• TEXT SEGMENT:
In the real world, a diesel Outback will approach that figure when cruising gently on the open road but consumption rises around town or when the car is worked. An Outback 2.0D averaged 8.7 litres/100km in comparison testing of popular diesel wagons for the July 2015 issue of Wheels magazine, using about five per cent more fuel than the least thirsty of four cars reviewed, the Mazda6 GT.

One reason you might not choose this engine is that to cut pollution, diesel Outbacks are fitted with a particulates filter and therefore are not suited to predominantly urban driving. You need to spend half an hour at country-road speeds every week or two, so that the filter can clean itself.

The most fuel efficient alternative engine, a 2.5-litre four-cylinder petrol, uses 7.3 litres/100km in the official test – a good figure given the size of the car. It comes with a stop-start system, which saves fuel in heavy traffic by switching off the engine when the car is stationary.

The most powerful engine in an Outback is the 3.6-litre six-cylinder that powers only the most expensive model, the Outback 3.6R. It provides about 50 per cent more power than the 2.5 petrol in most driving conditions, but uses significantly more fuel.

• ROWS:
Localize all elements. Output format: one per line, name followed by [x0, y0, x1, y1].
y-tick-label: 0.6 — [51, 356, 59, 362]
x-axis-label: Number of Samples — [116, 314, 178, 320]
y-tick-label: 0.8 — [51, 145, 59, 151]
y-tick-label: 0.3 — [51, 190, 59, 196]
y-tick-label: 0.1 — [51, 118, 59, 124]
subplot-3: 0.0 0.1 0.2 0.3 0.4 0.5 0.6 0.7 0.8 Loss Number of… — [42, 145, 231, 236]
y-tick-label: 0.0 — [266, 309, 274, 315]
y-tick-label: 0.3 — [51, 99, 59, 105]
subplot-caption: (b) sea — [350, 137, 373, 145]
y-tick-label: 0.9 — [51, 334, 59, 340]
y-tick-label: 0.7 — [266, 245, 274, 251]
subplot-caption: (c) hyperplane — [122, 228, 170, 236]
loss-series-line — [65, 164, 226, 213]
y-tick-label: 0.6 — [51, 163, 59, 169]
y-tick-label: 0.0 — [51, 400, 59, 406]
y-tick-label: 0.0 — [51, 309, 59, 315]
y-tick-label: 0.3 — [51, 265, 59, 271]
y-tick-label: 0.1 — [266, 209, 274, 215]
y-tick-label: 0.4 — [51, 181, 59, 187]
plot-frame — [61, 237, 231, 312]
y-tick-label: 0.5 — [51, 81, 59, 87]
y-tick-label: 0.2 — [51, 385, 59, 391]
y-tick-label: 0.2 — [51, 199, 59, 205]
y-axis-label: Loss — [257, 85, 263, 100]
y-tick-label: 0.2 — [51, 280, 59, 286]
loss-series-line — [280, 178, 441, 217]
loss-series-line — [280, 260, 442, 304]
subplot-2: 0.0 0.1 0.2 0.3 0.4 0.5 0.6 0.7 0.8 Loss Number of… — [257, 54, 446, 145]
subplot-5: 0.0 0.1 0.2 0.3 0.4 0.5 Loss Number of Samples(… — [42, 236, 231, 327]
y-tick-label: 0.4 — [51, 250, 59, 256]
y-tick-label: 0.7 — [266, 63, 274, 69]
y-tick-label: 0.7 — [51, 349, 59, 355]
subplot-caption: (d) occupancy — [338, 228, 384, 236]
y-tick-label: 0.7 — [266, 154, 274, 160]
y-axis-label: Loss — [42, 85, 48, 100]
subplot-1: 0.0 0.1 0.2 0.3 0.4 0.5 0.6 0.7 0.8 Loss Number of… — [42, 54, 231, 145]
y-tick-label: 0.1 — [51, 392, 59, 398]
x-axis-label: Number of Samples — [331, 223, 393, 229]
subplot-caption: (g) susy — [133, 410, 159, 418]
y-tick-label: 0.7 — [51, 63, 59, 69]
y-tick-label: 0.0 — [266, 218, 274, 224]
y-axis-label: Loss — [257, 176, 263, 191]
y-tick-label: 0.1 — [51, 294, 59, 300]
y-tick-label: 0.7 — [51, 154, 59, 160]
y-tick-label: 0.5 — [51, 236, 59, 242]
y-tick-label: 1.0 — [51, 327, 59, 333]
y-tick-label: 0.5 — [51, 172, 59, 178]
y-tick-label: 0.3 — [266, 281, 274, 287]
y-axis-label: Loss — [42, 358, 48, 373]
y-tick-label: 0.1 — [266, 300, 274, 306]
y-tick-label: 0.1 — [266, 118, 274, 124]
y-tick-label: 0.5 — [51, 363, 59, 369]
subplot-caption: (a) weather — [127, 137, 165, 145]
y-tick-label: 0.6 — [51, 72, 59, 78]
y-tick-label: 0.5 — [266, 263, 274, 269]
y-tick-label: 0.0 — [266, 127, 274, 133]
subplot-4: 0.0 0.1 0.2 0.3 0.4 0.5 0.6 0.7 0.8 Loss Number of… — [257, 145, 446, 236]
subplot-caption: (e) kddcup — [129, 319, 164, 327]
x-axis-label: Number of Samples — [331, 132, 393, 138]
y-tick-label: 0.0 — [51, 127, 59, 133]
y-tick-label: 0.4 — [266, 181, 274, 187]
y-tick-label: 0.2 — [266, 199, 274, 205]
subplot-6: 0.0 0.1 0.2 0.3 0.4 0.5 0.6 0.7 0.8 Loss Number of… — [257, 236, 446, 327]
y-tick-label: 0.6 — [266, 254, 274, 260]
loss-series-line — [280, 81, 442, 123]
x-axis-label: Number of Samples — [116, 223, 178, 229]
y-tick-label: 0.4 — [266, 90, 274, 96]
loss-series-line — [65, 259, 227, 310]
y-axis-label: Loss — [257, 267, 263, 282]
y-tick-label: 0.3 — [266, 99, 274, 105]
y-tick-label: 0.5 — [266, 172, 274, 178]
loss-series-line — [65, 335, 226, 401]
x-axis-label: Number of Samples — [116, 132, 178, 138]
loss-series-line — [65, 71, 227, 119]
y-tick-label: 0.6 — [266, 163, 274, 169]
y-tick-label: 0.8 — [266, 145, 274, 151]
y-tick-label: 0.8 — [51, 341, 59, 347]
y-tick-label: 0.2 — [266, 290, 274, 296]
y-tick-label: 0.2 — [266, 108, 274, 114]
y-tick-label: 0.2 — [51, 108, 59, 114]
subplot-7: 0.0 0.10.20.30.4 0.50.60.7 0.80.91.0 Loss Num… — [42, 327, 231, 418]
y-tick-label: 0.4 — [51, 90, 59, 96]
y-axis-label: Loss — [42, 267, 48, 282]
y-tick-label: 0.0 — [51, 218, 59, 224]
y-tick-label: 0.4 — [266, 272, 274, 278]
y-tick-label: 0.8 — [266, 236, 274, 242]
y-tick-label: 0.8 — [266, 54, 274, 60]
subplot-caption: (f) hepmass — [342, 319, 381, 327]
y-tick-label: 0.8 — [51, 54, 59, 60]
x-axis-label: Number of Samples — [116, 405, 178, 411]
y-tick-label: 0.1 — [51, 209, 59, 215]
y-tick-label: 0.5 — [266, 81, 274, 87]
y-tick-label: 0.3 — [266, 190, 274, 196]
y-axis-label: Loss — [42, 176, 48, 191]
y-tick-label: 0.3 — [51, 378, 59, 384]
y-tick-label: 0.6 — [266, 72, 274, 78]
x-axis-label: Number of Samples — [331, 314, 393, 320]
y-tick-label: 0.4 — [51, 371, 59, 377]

• WORK TO COMPLETE: Using the text on Outback engines, explain why diesel Outbacks are poorly suited to mostly urban driving. Answer in one to three sentences.

• RIGHT ANSWER: To cut pollution, diesel Outbacks are fitted with a particulates filter, so they are not suited to predominantly urban driving. The filter needs the car to spend half an hour at country-road speeds every week or two so that it can clean itself.